Dataset rows about figures:
++++++++
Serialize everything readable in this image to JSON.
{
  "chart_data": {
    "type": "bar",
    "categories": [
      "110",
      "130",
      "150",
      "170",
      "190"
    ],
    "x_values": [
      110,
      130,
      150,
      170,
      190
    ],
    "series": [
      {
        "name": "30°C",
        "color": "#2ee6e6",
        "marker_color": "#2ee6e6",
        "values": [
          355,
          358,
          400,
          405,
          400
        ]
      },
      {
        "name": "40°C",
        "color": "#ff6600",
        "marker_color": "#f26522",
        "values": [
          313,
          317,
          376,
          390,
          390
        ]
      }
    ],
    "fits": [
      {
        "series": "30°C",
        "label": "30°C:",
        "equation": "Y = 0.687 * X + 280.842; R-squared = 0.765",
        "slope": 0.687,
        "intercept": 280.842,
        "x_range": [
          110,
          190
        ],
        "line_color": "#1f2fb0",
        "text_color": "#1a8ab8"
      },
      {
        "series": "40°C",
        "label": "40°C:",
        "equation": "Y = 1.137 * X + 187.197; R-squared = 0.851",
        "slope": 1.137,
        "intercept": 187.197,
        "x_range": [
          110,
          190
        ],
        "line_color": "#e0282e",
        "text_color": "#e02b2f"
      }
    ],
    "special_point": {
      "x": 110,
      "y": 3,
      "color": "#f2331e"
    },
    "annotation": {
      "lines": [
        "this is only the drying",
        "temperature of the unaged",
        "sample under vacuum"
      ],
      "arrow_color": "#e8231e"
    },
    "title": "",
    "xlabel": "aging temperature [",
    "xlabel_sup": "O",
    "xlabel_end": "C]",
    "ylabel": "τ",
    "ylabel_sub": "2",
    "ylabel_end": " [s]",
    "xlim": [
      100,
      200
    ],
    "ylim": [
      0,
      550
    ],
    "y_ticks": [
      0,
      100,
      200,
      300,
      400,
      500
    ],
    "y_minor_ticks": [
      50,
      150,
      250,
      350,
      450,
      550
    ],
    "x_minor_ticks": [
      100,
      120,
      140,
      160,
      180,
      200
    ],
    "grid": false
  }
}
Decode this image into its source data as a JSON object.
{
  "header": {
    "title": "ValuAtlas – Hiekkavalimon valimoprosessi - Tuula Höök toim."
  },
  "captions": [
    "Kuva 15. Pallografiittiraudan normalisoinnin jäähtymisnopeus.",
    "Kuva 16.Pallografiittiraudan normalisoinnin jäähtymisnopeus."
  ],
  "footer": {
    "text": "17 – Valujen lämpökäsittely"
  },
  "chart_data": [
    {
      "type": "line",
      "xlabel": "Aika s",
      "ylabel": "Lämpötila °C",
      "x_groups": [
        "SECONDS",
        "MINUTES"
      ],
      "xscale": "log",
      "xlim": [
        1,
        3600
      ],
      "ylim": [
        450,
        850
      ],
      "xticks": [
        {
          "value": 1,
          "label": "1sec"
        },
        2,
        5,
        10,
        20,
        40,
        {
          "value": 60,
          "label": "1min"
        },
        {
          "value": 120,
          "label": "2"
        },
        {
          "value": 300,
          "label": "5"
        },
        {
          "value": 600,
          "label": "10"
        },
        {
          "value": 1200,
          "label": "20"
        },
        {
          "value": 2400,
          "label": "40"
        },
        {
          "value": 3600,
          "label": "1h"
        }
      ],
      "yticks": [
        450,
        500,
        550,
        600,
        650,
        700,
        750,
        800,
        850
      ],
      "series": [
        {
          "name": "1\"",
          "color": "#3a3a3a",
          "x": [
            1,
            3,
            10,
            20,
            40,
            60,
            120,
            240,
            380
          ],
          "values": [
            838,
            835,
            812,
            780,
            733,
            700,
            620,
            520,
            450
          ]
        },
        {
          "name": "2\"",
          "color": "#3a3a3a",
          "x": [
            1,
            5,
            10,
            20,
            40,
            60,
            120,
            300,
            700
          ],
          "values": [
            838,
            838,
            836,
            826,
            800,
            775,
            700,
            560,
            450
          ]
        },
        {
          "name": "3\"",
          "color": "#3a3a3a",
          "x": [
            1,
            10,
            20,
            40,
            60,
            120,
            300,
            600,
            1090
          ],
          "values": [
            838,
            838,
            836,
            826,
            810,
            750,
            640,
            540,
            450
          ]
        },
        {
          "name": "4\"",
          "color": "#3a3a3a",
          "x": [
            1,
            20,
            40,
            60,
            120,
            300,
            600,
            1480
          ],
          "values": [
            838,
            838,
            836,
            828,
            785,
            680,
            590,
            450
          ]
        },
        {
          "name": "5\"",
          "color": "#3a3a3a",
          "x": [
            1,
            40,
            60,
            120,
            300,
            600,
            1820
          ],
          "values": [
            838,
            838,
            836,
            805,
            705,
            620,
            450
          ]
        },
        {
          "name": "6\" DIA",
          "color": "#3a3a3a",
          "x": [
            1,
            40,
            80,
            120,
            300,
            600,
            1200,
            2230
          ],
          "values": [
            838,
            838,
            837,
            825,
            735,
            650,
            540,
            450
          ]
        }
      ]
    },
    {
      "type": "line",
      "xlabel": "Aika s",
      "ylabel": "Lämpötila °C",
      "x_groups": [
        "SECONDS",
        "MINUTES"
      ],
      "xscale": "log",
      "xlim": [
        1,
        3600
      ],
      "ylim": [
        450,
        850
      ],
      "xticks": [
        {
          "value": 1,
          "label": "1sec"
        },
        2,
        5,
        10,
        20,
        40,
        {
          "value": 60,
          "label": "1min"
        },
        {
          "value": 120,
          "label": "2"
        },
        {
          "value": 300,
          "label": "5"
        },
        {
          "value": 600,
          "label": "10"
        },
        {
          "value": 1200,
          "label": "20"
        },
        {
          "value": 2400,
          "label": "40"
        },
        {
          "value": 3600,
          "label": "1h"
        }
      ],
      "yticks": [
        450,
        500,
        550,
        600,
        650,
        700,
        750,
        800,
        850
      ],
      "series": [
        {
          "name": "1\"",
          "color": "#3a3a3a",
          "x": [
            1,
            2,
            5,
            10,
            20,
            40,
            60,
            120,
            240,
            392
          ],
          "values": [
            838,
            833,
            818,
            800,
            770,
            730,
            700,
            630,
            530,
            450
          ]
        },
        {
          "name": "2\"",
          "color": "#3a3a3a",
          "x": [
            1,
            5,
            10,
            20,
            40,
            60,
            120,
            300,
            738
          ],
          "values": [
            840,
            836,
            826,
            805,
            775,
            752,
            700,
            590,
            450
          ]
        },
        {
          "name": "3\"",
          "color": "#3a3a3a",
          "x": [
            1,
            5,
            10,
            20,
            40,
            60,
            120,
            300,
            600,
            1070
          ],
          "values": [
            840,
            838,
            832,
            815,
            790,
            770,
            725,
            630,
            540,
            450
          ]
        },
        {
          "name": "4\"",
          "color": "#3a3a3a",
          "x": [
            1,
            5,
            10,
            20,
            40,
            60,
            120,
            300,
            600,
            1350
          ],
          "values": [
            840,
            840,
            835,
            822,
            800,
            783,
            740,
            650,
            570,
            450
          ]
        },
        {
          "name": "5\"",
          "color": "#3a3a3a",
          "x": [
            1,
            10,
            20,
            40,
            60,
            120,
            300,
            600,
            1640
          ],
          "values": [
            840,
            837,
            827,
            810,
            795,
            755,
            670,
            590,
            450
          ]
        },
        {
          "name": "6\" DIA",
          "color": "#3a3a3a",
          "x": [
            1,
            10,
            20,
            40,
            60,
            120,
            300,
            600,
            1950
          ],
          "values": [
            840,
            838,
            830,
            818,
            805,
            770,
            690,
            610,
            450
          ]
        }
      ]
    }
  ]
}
++++++++
Recopy the entries above exactly, with every line included.

Serialize everything readable in this image to JSON.
{
  "chart_data": {
    "type": "bar",
    "categories": [
      "110",
      "130",
      "150",
      "170",
      "190"
    ],
    "x_values": [
      110,
      130,
      150,
      170,
      190
    ],
    "series": [
      {
        "name": "30°C",
        "color": "#2ee6e6",
        "marker_color": "#2ee6e6",
        "values": [
          355,
          358,
          400,
          405,
          400
        ]
      },
      {
        "name": "40°C",
        "color": "#ff6600",
        "marker_color": "#f26522",
        "values": [
          313,
          317,
          376,
          390,
          390
        ]
      }
    ],
    "fits": [
      {
        "series": "30°C",
        "label": "30°C:",
        "equation": "Y = 0.687 * X + 280.842; R-squared = 0.765",
        "slope": 0.687,
        "intercept": 280.842,
        "x_range": [
          110,
          190
        ],
        "line_color": "#1f2fb0",
        "text_color": "#1a8ab8"
      },
      {
        "series": "40°C",
        "label": "40°C:",
        "equation": "Y = 1.137 * X + 187.197; R-squared = 0.851",
        "slope": 1.137,
        "intercept": 187.197,
        "x_range": [
          110,
          190
        ],
        "line_color": "#e0282e",
        "text_color": "#e02b2f"
      }
    ],
    "special_point": {
      "x": 110,
      "y": 3,
      "color": "#f2331e"
    },
    "annotation": {
      "lines": [
        "this is only the drying",
        "temperature of the unaged",
        "sample under vacuum"
      ],
      "arrow_color": "#e8231e"
    },
    "title": "",
    "xlabel": "aging temperature [",
    "xlabel_sup": "O",
    "xlabel_end": "C]",
    "ylabel": "τ",
    "ylabel_sub": "2",
    "ylabel_end": " [s]",
    "xlim": [
      100,
      200
    ],
    "ylim": [
      0,
      550
    ],
    "y_ticks": [
      0,
      100,
      200,
      300,
      400,
      500
    ],
    "y_minor_ticks": [
      50,
      150,
      250,
      350,
      450,
      550
    ],
    "x_minor_ticks": [
      100,
      120,
      140,
      160,
      180,
      200
    ],
    "grid": false
  }
}
Decode this image into its source data as a JSON object.
{
  "header": {
    "title": "ValuAtlas – Hiekkavalimon valimoprosessi - Tuula Höök toim."
  },
  "captions": [
    "Kuva 15. Pallografiittiraudan normalisoinnin jäähtymisnopeus.",
    "Kuva 16.Pallografiittiraudan normalisoinnin jäähtymisnopeus."
  ],
  "footer": {
    "text": "17 – Valujen lämpökäsittely"
  },
  "chart_data": [
    {
      "type": "line",
      "xlabel": "Aika s",
      "ylabel": "Lämpötila °C",
      "x_groups": [
        "SECONDS",
        "MINUTES"
      ],
      "xscale": "log",
      "xlim": [
        1,
        3600
      ],
      "ylim": [
        450,
        850
      ],
      "xticks": [
        {
          "value": 1,
          "label": "1sec"
        },
        2,
        5,
        10,
        20,
        40,
        {
          "value": 60,
          "label": "1min"
        },
        {
          "value": 120,
          "label": "2"
        },
        {
          "value": 300,
          "label": "5"
        },
        {
          "value": 600,
          "label": "10"
        },
        {
          "value": 1200,
          "label": "20"
        },
        {
          "value": 2400,
          "label": "40"
        },
        {
          "value": 3600,
          "label": "1h"
        }
      ],
      "yticks": [
        450,
        500,
        550,
        600,
        650,
        700,
        750,
        800,
        850
      ],
      "series": [
        {
          "name": "1\"",
          "color": "#3a3a3a",
          "x": [
            1,
            3,
            10,
            20,
            40,
            60,
            120,
            240,
            380
          ],
          "values": [
            838,
            835,
            812,
            780,
            733,
            700,
            620,
            520,
            450
          ]
        },
        {
          "name": "2\"",
          "color": "#3a3a3a",
          "x": [
            1,
            5,
            10,
            20,
            40,
            60,
            120,
            300,
            700
          ],
          "values": [
            838,
            838,
            836,
            826,
            800,
            775,
            700,
            560,
            450
          ]
        },
        {
          "name": "3\"",
          "color": "#3a3a3a",
          "x": [
            1,
            10,
            20,
            40,
            60,
            120,
            300,
            600,
            1090
          ],
          "values": [
            838,
            838,
            836,
            826,
            810,
            750,
            640,
            540,
            450
          ]
        },
        {
          "name": "4\"",
          "color": "#3a3a3a",
          "x": [
            1,
            20,
            40,
            60,
            120,
            300,
            600,
            1480
          ],
          "values": [
            838,
            838,
            836,
            828,
            785,
            680,
            590,
            450
          ]
        },
        {
          "name": "5\"",
          "color": "#3a3a3a",
          "x": [
            1,
            40,
            60,
            120,
            300,
            600,
            1820
          ],
          "values": [
            838,
            838,
            836,
            805,
            705,
            620,
            450
          ]
        },
        {
          "name": "6\" DIA",
          "color": "#3a3a3a",
          "x": [
            1,
            40,
            80,
            120,
            300,
            600,
            1200,
            2230
          ],
          "values": [
            838,
            838,
            837,
            825,
            735,
            650,
            540,
            450
          ]
        }
      ]
    },
    {
      "type": "line",
      "xlabel": "Aika s",
      "ylabel": "Lämpötila °C",
      "x_groups": [
        "SECONDS",
        "MINUTES"
      ],
      "xscale": "log",
      "xlim": [
        1,
        3600
      ],
      "ylim": [
        450,
        850
      ],
      "xticks": [
        {
          "value": 1,
          "label": "1sec"
        },
        2,
        5,
        10,
        20,
        40,
        {
          "value": 60,
          "label": "1min"
        },
        {
          "value": 120,
          "label": "2"
        },
        {
          "value": 300,
          "label": "5"
        },
        {
          "value": 600,
          "label": "10"
        },
        {
          "value": 1200,
          "label": "20"
        },
        {
          "value": 2400,
          "label": "40"
        },
        {
          "value": 3600,
          "label": "1h"
        }
      ],
      "yticks": [
        450,
        500,
        550,
        600,
        650,
        700,
        750,
        800,
        850
      ],
      "series": [
        {
          "name": "1\"",
          "color": "#3a3a3a",
          "x": [
            1,
            2,
            5,
            10,
            20,
            40,
            60,
            120,
            240,
            392
          ],
          "values": [
            838,
            833,
            818,
            800,
            770,
            730,
            700,
            630,
            530,
            450
          ]
        },
        {
          "name": "2\"",
          "color": "#3a3a3a",
          "x": [
            1,
            5,
            10,
            20,
            40,
            60,
            120,
            300,
            738
          ],
          "values": [
            840,
            836,
            826,
            805,
            775,
            752,
            700,
            590,
            450
          ]
        },
        {
          "name": "3\"",
          "color": "#3a3a3a",
          "x": [
            1,
            5,
            10,
            20,
            40,
            60,
            120,
            300,
            600,
            1070
          ],
          "values": [
            840,
            838,
            832,
            815,
            790,
            770,
            725,
            630,
            540,
            450
          ]
        },
        {
          "name": "4\"",
          "color": "#3a3a3a",
          "x": [
            1,
            5,
            10,
            20,
            40,
            60,
            120,
            300,
            600,
            1350
          ],
          "values": [
            840,
            840,
            835,
            822,
            800,
            783,
            740,
            650,
            570,
            450
          ]
        },
        {
          "name": "5\"",
          "color": "#3a3a3a",
          "x": [
            1,
            10,
            20,
            40,
            60,
            120,
            300,
            600,
            1640
          ],
          "values": [
            840,
            837,
            827,
            810,
            795,
            755,
            670,
            590,
            450
          ]
        },
        {
          "name": "6\" DIA",
          "color": "#3a3a3a",
          "x": [
            1,
            10,
            20,
            40,
            60,
            120,
            300,
            600,
            1950
          ],
          "values": [
            840,
            838,
            830,
            818,
            805,
            770,
            690,
            610,
            450
          ]
        }
      ]
    }
  ]
}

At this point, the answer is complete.